[Start]

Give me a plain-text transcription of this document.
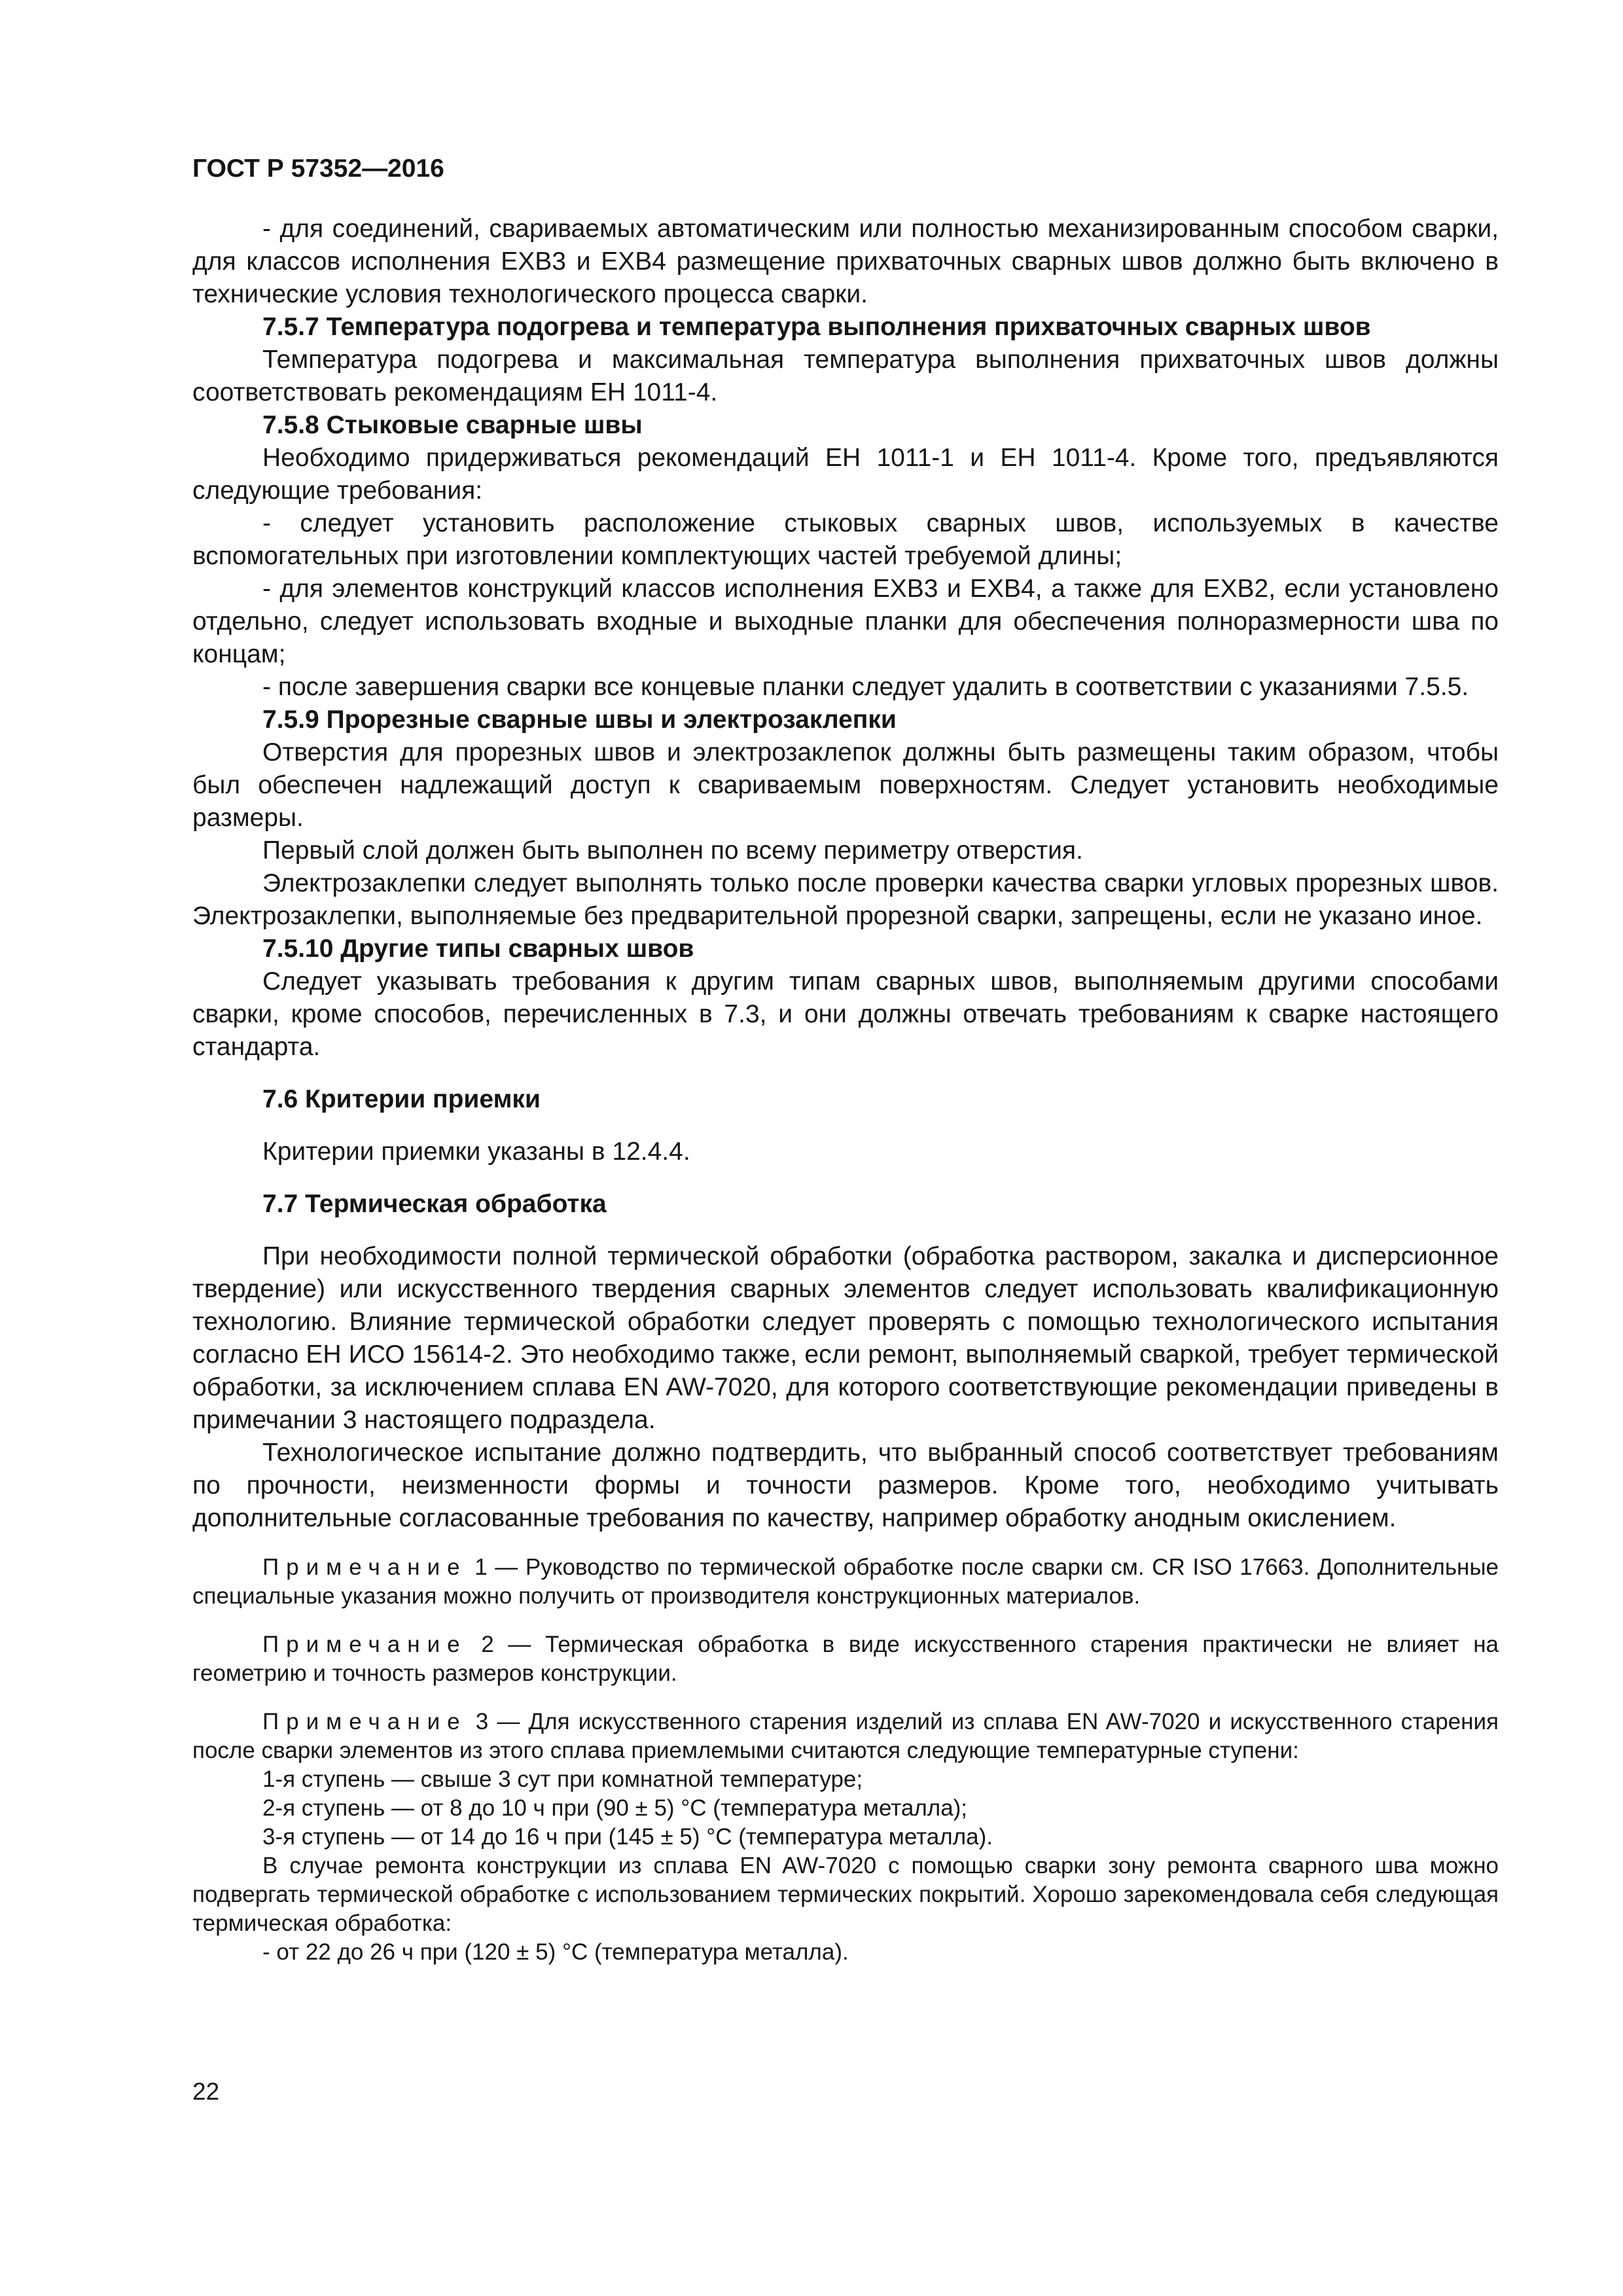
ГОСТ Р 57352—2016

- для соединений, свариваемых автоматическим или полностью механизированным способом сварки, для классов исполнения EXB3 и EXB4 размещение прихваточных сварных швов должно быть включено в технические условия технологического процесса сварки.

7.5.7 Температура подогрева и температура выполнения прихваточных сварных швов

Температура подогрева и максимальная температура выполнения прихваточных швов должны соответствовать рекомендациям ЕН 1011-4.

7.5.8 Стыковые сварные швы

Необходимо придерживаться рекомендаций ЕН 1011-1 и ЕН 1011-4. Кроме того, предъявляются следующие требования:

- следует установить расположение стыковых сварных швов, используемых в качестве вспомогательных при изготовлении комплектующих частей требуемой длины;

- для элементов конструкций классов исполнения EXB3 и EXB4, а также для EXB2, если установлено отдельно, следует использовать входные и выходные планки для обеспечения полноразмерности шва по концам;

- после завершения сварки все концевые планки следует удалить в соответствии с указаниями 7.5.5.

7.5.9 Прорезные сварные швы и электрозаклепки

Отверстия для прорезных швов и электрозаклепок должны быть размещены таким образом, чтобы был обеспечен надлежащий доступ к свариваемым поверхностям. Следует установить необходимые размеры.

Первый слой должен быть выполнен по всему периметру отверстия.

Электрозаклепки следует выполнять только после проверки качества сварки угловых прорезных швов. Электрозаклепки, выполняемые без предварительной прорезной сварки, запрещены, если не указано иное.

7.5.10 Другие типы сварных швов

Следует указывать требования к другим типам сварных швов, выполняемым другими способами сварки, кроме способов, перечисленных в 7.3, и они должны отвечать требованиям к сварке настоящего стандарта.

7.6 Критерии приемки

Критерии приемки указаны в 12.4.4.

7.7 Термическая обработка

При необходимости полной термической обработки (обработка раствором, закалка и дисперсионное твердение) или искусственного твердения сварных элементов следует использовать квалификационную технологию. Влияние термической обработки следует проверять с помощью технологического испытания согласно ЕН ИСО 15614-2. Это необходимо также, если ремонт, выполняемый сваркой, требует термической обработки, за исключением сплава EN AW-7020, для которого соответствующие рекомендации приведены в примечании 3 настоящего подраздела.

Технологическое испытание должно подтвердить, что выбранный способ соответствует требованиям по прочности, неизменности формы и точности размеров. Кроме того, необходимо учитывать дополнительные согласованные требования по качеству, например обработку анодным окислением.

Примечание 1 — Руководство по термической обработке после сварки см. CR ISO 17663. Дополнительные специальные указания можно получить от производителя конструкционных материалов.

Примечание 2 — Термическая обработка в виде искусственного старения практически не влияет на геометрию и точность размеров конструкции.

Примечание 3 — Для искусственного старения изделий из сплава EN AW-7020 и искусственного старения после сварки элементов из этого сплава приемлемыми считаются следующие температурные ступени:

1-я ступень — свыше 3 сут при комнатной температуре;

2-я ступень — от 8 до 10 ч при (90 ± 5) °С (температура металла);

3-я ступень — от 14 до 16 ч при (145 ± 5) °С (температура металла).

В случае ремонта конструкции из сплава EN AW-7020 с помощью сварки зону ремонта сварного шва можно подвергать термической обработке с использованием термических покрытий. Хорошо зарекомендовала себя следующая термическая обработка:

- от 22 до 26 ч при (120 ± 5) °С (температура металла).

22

[End]
[Start]

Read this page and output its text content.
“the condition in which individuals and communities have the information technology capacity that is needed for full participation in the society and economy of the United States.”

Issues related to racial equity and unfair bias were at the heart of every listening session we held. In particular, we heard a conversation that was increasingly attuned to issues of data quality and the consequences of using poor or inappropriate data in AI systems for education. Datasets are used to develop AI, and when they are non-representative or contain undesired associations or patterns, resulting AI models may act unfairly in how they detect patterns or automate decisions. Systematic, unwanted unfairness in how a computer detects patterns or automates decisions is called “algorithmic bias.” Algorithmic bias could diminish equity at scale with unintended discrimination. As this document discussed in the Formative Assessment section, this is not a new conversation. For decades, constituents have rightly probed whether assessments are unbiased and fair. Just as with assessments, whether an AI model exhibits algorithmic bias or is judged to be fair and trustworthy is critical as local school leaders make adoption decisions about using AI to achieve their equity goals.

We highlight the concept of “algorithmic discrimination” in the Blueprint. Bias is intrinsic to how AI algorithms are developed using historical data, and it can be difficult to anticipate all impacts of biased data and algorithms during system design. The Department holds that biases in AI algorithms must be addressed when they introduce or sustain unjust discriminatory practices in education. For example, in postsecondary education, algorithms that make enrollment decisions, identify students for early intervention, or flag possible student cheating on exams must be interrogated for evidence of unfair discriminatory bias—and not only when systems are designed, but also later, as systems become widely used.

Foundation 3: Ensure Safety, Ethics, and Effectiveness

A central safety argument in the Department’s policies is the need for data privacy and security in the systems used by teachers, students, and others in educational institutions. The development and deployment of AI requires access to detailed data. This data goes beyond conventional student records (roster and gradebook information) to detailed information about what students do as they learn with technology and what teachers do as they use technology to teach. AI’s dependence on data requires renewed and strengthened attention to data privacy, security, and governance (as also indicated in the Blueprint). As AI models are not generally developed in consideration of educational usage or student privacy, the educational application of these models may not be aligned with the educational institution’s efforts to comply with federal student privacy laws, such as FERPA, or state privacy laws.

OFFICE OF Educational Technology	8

[End]

Task instructions: Find "исполнения". Copy every line it occurs in.

Correct response:
- для соединений, свариваемых автоматическим или полностью механизированным способом сварки, для классов исполнения EXB3 и EXB4 размещение прихваточных сварных швов должно быть включено в технические условия технологического процесса сварки.
- для элементов конструкций классов исполнения EXB3 и EXB4, а также для EXB2, если установлено отдельно, следует использовать входные и выходные планки для обеспечения полноразмерности шва по концам;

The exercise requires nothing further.